In [1]:
# CNN-->Convolutional neural network

In [2]:
import numpy as np
import pandas as pd
import matplotlib.pyplot as plt
import warnings as wn
wn.filterwarnings("ignore")
import seaborn as snb2

In [3]:
pip install torch

Note: you may need to restart the kernel to use updated packages.


In [4]:
pip install torchvision

Note: you may need to restart the kernel to use updated packages.


In [5]:
import torch as th

In [6]:
import torch.nn as nn
import torch.nn.functional as F

In [7]:
import torchvision as tv

In [8]:
import torchvision.transforms as tf

In [9]:
import torch.optim as op

In [10]:
# Device confuguration
Device=th.device("cuda" if th.cuda.is_available() else "cpu")
Device

device(type='cpu')

In [11]:
# Hyper-parameters
num_epochs=5
batch_size=4
learning_rate=0.01

In [12]:
# This transformation pipeline is commonly used when preparing images for input into a neural network model.
#  It ensures that the input data is in the correct format and range for training or inference, 
# which can improve the performance and stability of the model.


transform=tf.Compose(
    [tf.ToTensor(),
    tf.Normalize((0.5,0.5,0.5),(0.5,0.5,0.5))])

In [13]:
# CIFAR10: 60000 32x32 color images in 10 classes, with 6000 images per class


train_dataset=tv.datasets.CIFAR10(root="/data",train=True,transform=transform,
                                 download=True)

test_dataset=tv.datasets.CIFAR10(root="/data",train=True,transform=transform,
                                download=True)

Files already downloaded and verified
Files already downloaded and verified


In [14]:
train_dataset.data.shape

(50000, 32, 32, 3)

In [15]:
test_dataset.data.shape

(50000, 32, 32, 3)

In [16]:
train_loader = th.utils.data.DataLoader(train_dataset, batch_size=4, shuffle=True)

test_loader = th.utils.data.DataLoader(test_dataset, batch_size=4, shuffle=False)

In [17]:
train_dataset.classes

['airplane',
 'automobile',
 'bird',
 'cat',
 'deer',
 'dog',
 'frog',
 'horse',
 'ship',
 'truck']

In [18]:
classes="airplane","automobile","bird","cat","deer","dog","frog","horse","ship","truck"

In [19]:
def imshow(img):
    img=img / 2+0.5
    npimg=img.numpy()
    plt.imshow(np.transpose(npimg,(1, 2, 0)))
    plt.show()

In [20]:
# get some random training images

dataiter=iter(train_loader)
images,label=next(dataiter)
images.shape

torch.Size([4, 3, 32, 32])

In [21]:
#  simple convolutional neural network (CNN) using PyTorch's nn.Sequential module. Let's break down the layers:

model = nn.Sequential(     
    nn.Conv2d(3, 6, 5),#This is a convolutional layer that takes an input with 3 channels (presumably RGB) and applies 6 filters (or kernels) of size 5x5 to produce 6 output channels.
    
    nn.ReLU(),#This is the activation function ReLU (Rectified Linear Unit), which introduces non-linearity to the network by applying the element-wise rectified linear function.

● ● ● ● ●

STATED PROBLEM 1: Reproduce everything in the records from the line containing "nav-link[interactable]: Blog —" down to the line containing "breadcrumb-link[interactable]: p —", substituting "plugin-icon" for each "extension-icon" and leaving all else unchanged.
The records have no connection to the CNN notebook.

DATASET RECORDS:
● ● ● ● ●

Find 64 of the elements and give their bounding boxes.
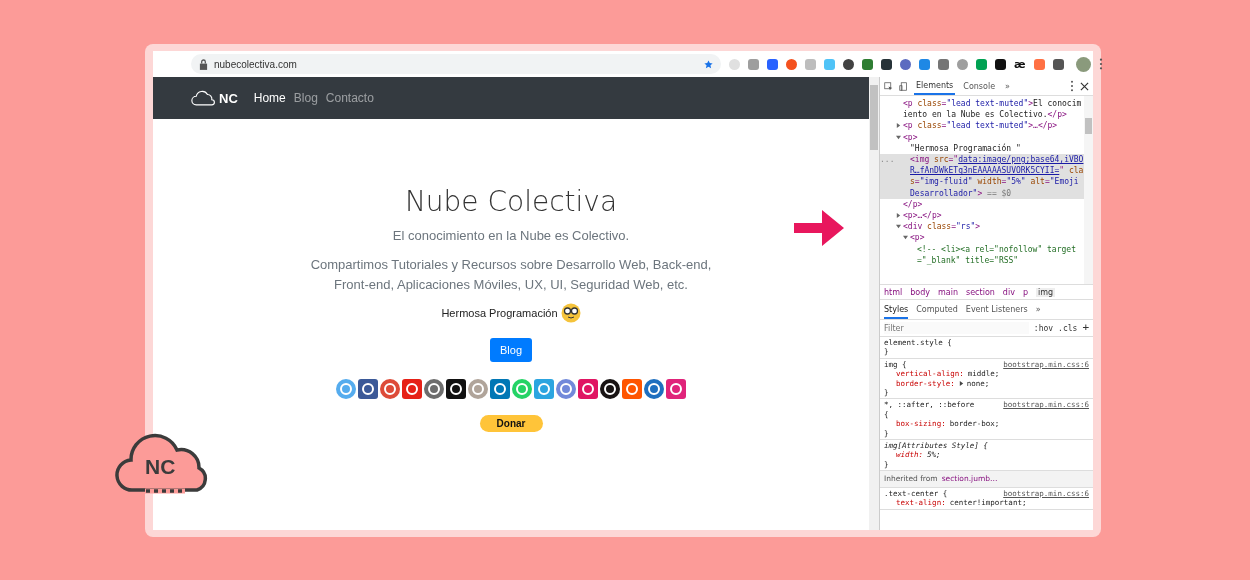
nav-link[interactable]: Blog — [293, 91, 318, 105]
extension-icon[interactable] — [1052, 58, 1064, 70]
devtools-tab[interactable]: Elements — [914, 77, 956, 95]
breadcrumb-link[interactable]: section — [966, 287, 995, 297]
scrollbar[interactable] — [1084, 96, 1093, 284]
logo-text[interactable]: NC — [219, 90, 238, 106]
gutter-mark: ... — [880, 155, 895, 164]
dom-node-line[interactable]: "Hermosa Programación " — [910, 142, 1084, 154]
extension-icon[interactable] — [995, 58, 1006, 70]
breadcrumb-link[interactable]: main — [938, 287, 959, 297]
dom-node-line[interactable]: <!-- <li><a rel="nofollow" target="_blank" title="RSS" — [917, 243, 1084, 267]
styles-tab[interactable]: Styles — [884, 302, 909, 319]
styles-tab[interactable]: » — [1035, 302, 1041, 319]
breadcrumb-link[interactable]: html — [884, 287, 903, 297]
social-link-icon[interactable] — [446, 379, 466, 399]
new-rule-button[interactable]: + — [1082, 323, 1089, 333]
description: Compartimos Tutoriales y Recursos sobre Desarrollo Web, Back-end, Front-end, Aplicaciones Móviles, UX, UI, Seguridad Web, etc. — [309, 256, 713, 294]
menu-icon[interactable] — [1098, 58, 1103, 70]
dom-node-line[interactable]: </p> — [903, 198, 1084, 211]
styles-tab[interactable]: Event Listeners — [965, 302, 1028, 319]
extension-icon[interactable]: æ — [1014, 58, 1026, 70]
logo-text: NC — [145, 455, 176, 479]
star-icon[interactable] — [704, 58, 713, 70]
right-arrow-icon — [794, 210, 844, 246]
breadcrumb-link[interactable]: body — [910, 287, 931, 297]
dom-node-line[interactable]: <p class="lead text-muted">El conocimiento en la Nube es Colectivo.</p> — [903, 98, 1084, 121]
inspect-icon[interactable] — [884, 81, 893, 91]
menu-icon[interactable] — [1070, 80, 1074, 92]
social-link-icon[interactable] — [358, 379, 378, 399]
dom-node-line[interactable]: <p>…</p> — [903, 210, 1084, 222]
lock-icon — [199, 58, 208, 70]
breadcrumb-link[interactable]: div — [1002, 287, 1015, 297]
breadcrumb-link[interactable]: p — [1022, 287, 1028, 297]
devtools-tab[interactable]: » — [1003, 78, 1012, 94]
dom-node-line[interactable]: <p> — [910, 232, 1084, 244]
address-bar[interactable]: nubecolectiva.com — [191, 54, 721, 74]
social-link-icon[interactable] — [600, 379, 620, 399]
filter-field[interactable]: Filter — [884, 322, 1029, 334]
subtitle: El conocimiento en la Nube es Colectivo. — [392, 228, 630, 243]
nav-link[interactable]: Contacto — [325, 91, 374, 105]
site-title: Nube Colectiva — [404, 185, 618, 218]
blog-button[interactable]: Blog — [490, 338, 532, 362]
extension-icon[interactable] — [843, 58, 854, 70]
close-icon[interactable] — [1080, 81, 1089, 91]
cloud-icon — [191, 90, 217, 106]
tagline: Hermosa Programación — [441, 307, 558, 319]
hov-toggle[interactable]: :hov — [1033, 323, 1054, 333]
scrollbar[interactable] — [869, 77, 879, 530]
device-icon[interactable] — [899, 81, 908, 91]
nerd-face-icon — [560, 303, 581, 323]
devtools-tab[interactable]: Console — [961, 78, 998, 94]
nav-link[interactable]: Home — [253, 91, 286, 105]
url-text: nubecolectiva.com — [214, 58, 297, 70]
avatar-icon[interactable] — [1075, 56, 1091, 72]
donate-button[interactable]: Donar — [479, 415, 543, 432]
cls-toggle[interactable]: .cls — [1058, 323, 1078, 333]
extension-icon[interactable] — [881, 58, 892, 70]
expand-toggle-icon[interactable] — [958, 380, 964, 386]
dom-node-line[interactable]: <div class="rs"> — [903, 221, 1084, 233]
dom-node-line[interactable]: <img src="data:image/png;base64,iVBOR…fAnDWkETg3nEAAAAASUVORK5CYII=" clas="img-fluid" width="5%" alt="Emoji Desarrollador"> == $0 — [910, 154, 1084, 199]
dom-node-line[interactable]: <p> — [903, 131, 1084, 143]
breadcrumb-link[interactable]: img — [1035, 287, 1056, 297]
dom-node-line[interactable]: <p class="lead text-muted">…</p> — [903, 120, 1084, 132]
styles-tab[interactable]: Computed — [916, 302, 958, 319]
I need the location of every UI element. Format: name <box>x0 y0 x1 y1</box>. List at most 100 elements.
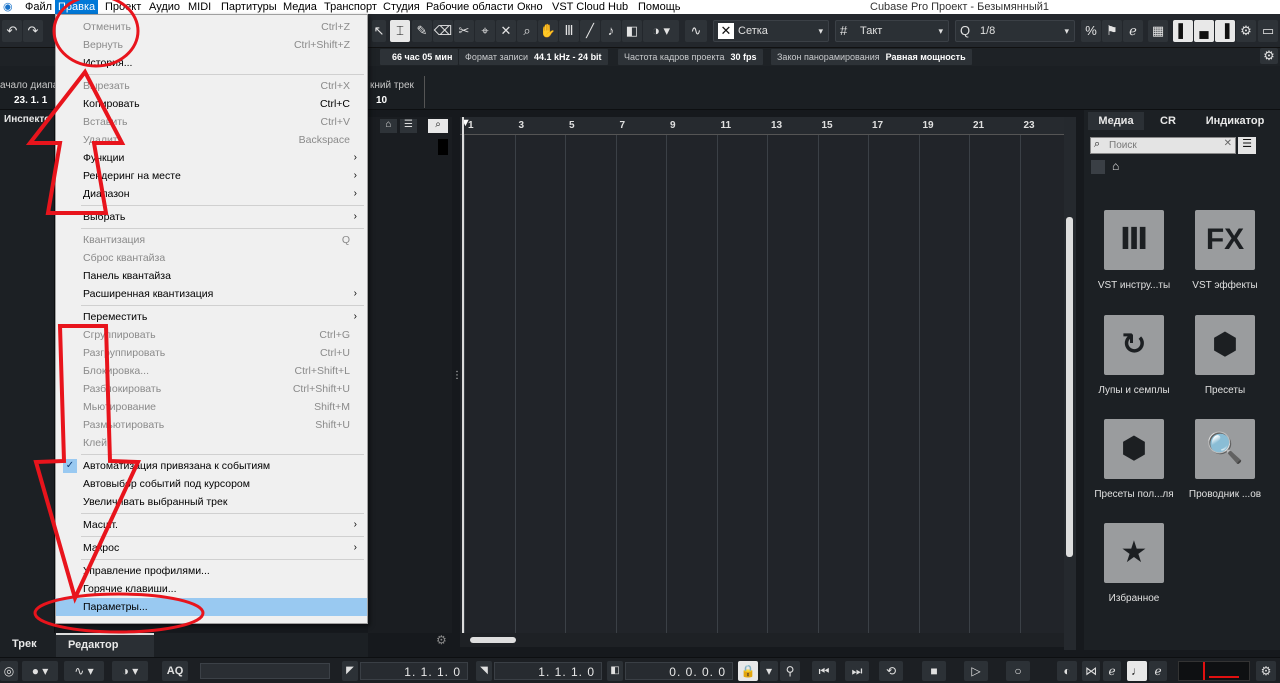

● ● ● ● ●

STATED PROBLEM 2:
Answer these about the CNN notebook:
(a) What value is learning_rate set to?
(b) What shape is shown for train_dataset.data.shape?
(c) What does the cell that checks the device configuration output?

CORRECT RESULT 1:
nav-link[interactable]: Blog — [293, 91, 318, 105]
plugin-icon[interactable] — [1052, 58, 1064, 70]
devtools-tab[interactable]: Elements — [914, 77, 956, 95]
breadcrumb-link[interactable]: section — [966, 287, 995, 297]
scrollbar[interactable] — [1084, 96, 1093, 284]
logo-text[interactable]: NC — [219, 90, 238, 106]
gutter-mark: ... — [880, 155, 895, 164]
dom-node-line[interactable]: "Hermosa Programación " — [910, 142, 1084, 154]
plugin-icon[interactable] — [995, 58, 1006, 70]
breadcrumb-link[interactable]: main — [938, 287, 959, 297]
dom-node-line[interactable]: <!-- <li><a rel="nofollow" target="_blank" title="RSS" — [917, 243, 1084, 267]
styles-tab[interactable]: Styles — [884, 302, 909, 319]
styles-tab[interactable]: » — [1035, 302, 1041, 319]
breadcrumb-link[interactable]: html — [884, 287, 903, 297]
social-link-icon[interactable] — [446, 379, 466, 399]
new-rule-button[interactable]: + — [1082, 323, 1089, 333]
description: Compartimos Tutoriales y Recursos sobre Desarrollo Web, Back-end, Front-end, Aplicaciones Móviles, UX, UI, Seguridad Web, etc. — [309, 256, 713, 294]
menu-icon[interactable] — [1098, 58, 1103, 70]
dom-node-line[interactable]: </p> — [903, 198, 1084, 211]
styles-tab[interactable]: Event Listeners — [965, 302, 1028, 319]
plugin-icon[interactable]: æ — [1014, 58, 1026, 70]
logo-text: NC — [145, 455, 176, 479]
star-icon[interactable] — [704, 58, 713, 70]
right-arrow-icon — [794, 210, 844, 246]
breadcrumb-link[interactable]: body — [910, 287, 931, 297]
dom-node-line[interactable]: <p class="lead text-muted">El conocimiento en la Nube es Colectivo.</p> — [903, 98, 1084, 121]
inspect-icon[interactable] — [884, 81, 893, 91]
menu-icon[interactable] — [1070, 80, 1074, 92]
social-link-icon[interactable] — [358, 379, 378, 399]
dom-node-line[interactable]: <p>…</p> — [903, 210, 1084, 222]
lock-icon — [199, 58, 208, 70]
breadcrumb-link[interactable]: div — [1002, 287, 1015, 297]
breadcrumb-link[interactable]: p — [1022, 287, 1028, 297]

CORRECT RESULT 2:
(a) 0.01
(b) (50000, 32, 32, 3)
(c) device(type='cpu')